• **Aim A**
Starting with the first line of the records and ending with the line that contains "448, 957, 473]", both included, turn those lines into a numbered list with blank lines left out.

• **Document text**
################
Starting at the “build” stage of “build-measure-learn” was engrossing. Our team of engineers and MBAs got busy planning, building and polishing the first version of our product in a safe space, free from feedback and critique from “outsiders”.
But we were shutting out customers too. This not only meant that the product we built was useful to no one, but that we had wasted the limited resources available to us, time capital and opportunity.
Here, it would really have helped to start by speaking to customers. The qualitative data generated forms the basis for:
- having an understanding, not assumptions, of customers’ problems
- knowing whether they’re actively or subconsciously looking for solutions
- noting what words they use to describe their limitations
There is no better driver for decisions on whether to build, what product decisions to make, how to market, and so on.
In the iterative process, perhaps it’s better to start with “Learn”.
Learn
Let’s assume you want to create a product in the cleaning industry. It’s great to start by researching the industry online — who are service providers, what solutions do they offer, who are their customers — and draw some problem hypotheses. Perhaps you feel these problems acutely yourself.
It’s imperative to test these hypotheses though, and there’s no better way to do so than to speak directly to customers and experience first-hand the inefficiencies of service providers. This is precisely what Homejoy’s adora cheung did.
Brainstorm various narrow customer segments of people you’d like to interview. Broad segments like “everyone”, “millennials”, “friends” are meaningless and don’t count.
Customer Development guru Cindy Alvarez recommends that your first customers meet the following criteria:
- Market Size: how large is the well-defined, niche market they belong to?
- Severity of Pain: is the problem they’re experiencing so severe that your product is a painkiller, not a vitamin?
- Ability to Change: are they likely to adopt a new solution early?
################
• **Input for this task**

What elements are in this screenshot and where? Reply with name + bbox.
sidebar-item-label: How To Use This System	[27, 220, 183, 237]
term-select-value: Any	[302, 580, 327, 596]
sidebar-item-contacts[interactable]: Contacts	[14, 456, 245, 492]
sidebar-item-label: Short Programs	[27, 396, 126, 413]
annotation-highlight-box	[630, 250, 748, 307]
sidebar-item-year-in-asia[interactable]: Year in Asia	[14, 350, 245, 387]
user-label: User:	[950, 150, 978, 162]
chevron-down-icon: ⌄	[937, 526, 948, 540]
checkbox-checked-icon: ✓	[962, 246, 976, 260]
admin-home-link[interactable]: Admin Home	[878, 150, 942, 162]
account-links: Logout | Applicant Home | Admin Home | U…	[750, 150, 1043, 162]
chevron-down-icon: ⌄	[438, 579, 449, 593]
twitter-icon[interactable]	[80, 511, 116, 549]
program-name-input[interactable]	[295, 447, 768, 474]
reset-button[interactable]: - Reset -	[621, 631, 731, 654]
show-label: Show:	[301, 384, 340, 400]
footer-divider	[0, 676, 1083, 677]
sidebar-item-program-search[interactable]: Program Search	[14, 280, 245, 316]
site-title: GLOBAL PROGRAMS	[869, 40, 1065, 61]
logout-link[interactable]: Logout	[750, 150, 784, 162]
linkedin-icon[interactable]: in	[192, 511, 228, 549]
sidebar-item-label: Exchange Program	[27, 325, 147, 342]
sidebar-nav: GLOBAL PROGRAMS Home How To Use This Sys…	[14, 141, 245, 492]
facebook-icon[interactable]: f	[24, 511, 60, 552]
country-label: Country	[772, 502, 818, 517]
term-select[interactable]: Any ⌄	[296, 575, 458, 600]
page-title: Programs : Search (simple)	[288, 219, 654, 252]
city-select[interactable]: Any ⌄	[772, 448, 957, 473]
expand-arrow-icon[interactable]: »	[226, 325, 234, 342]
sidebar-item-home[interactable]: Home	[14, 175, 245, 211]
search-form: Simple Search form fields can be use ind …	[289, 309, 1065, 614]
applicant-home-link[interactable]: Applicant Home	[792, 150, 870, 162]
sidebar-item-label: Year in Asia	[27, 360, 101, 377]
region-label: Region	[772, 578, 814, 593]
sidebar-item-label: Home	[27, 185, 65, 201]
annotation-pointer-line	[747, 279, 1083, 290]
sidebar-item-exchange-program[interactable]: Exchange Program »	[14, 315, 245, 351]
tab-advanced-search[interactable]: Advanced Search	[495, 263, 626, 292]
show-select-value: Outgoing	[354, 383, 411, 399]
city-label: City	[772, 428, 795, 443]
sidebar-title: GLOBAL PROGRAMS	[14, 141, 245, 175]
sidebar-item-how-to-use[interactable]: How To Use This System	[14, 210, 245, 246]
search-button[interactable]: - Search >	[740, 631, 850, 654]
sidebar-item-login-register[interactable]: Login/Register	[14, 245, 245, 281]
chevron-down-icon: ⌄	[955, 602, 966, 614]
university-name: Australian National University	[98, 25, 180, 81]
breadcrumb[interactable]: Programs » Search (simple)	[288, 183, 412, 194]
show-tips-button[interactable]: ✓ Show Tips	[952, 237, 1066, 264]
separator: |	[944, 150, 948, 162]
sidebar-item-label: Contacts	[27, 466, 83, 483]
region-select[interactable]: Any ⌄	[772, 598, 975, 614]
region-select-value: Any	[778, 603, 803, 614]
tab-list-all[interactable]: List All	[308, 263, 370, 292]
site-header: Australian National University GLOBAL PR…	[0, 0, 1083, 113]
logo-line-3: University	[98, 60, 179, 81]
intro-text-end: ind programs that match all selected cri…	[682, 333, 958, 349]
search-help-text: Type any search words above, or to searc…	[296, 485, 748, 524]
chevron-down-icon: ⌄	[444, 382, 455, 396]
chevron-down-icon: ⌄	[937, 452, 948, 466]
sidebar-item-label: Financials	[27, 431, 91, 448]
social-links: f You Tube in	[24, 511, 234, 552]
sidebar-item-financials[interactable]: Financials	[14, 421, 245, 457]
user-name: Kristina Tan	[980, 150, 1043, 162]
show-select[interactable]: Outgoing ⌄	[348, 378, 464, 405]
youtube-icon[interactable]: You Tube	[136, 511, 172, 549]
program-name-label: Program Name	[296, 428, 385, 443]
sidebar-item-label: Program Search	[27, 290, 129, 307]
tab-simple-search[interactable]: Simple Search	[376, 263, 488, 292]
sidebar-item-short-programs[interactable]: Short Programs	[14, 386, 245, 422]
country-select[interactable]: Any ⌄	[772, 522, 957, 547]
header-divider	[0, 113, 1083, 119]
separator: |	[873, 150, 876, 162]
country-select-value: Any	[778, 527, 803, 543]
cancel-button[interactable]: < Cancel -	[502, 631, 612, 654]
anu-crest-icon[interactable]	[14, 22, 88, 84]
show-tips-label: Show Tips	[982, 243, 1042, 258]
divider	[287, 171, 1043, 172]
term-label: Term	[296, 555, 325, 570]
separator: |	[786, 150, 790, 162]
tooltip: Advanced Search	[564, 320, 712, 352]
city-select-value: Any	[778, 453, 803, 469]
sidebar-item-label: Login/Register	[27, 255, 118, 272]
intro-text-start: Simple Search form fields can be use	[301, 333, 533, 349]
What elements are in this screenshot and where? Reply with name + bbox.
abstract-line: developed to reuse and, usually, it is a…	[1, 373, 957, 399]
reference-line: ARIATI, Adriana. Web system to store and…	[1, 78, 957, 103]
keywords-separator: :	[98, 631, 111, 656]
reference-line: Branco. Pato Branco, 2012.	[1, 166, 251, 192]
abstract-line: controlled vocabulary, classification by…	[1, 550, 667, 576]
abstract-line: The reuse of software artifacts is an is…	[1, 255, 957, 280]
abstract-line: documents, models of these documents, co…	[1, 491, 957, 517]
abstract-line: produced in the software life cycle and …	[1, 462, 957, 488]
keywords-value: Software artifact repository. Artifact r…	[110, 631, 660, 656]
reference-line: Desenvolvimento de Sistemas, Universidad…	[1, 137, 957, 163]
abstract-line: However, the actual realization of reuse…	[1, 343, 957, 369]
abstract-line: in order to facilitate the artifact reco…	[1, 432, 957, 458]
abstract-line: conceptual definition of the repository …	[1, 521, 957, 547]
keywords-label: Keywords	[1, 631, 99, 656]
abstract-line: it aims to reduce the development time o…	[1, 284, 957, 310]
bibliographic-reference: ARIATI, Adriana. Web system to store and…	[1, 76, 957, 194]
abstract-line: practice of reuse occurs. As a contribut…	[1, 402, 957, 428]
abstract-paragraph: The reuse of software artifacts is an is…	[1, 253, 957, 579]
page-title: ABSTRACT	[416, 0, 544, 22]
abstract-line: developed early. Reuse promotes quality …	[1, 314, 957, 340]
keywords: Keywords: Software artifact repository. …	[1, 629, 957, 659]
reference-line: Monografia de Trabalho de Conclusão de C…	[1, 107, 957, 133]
################
• **Aim B**
List every item that the text on customer development names as something the qualitative data from speaking to customers forms the basis for.

• **Reply A**
1. What elements are in this screenshot and where? Reply with name + bbox.
2. sidebar-item-label: How To Use This System	[27, 220, 183, 237]
3. term-select-value: Any	[302, 580, 327, 596]
4. sidebar-item-contacts[interactable]: Contacts	[14, 456, 245, 492]
5. sidebar-item-label: Short Programs	[27, 396, 126, 413]
6. annotation-highlight-box	[630, 250, 748, 307]
7. sidebar-item-year-in-asia[interactable]: Year in Asia	[14, 350, 245, 387]
8. user-label: User:	[950, 150, 978, 162]
9. chevron-down-icon: ⌄	[937, 526, 948, 540]
10. checkbox-checked-icon: ✓	[962, 246, 976, 260]
11. admin-home-link[interactable]: Admin Home	[878, 150, 942, 162]
12. account-links: Logout | Applicant Home | Admin Home | U…	[750, 150, 1043, 162]
13. chevron-down-icon: ⌄	[438, 579, 449, 593]
14. twitter-icon[interactable]	[80, 511, 116, 549]
15. program-name-input[interactable]	[295, 447, 768, 474]
16. reset-button[interactable]: - Reset -	[621, 631, 731, 654]
17. show-label: Show:	[301, 384, 340, 400]
18. footer-divider	[0, 676, 1083, 677]
19. sidebar-item-program-search[interactable]: Program Search	[14, 280, 245, 316]
20. site-title: GLOBAL PROGRAMS	[869, 40, 1065, 61]
21. logout-link[interactable]: Logout	[750, 150, 784, 162]
22. linkedin-icon[interactable]: in	[192, 511, 228, 549]
23. sidebar-item-label: Exchange Program	[27, 325, 147, 342]
24. sidebar-nav: GLOBAL PROGRAMS Home How To Use This Sys…	[14, 141, 245, 492]
25. facebook-icon[interactable]: f	[24, 511, 60, 552]
26. country-label: Country	[772, 502, 818, 517]
27. term-select[interactable]: Any ⌄	[296, 575, 458, 600]
28. page-title: Programs : Search (simple)	[288, 219, 654, 252]
29. city-select[interactable]: Any ⌄	[772, 448, 957, 473]

• **Reply B**
- having an understanding, not assumptions, of customers’ problems
- knowing whether they’re actively or subconsciously looking for solutions
- noting what words they use to describe their limitations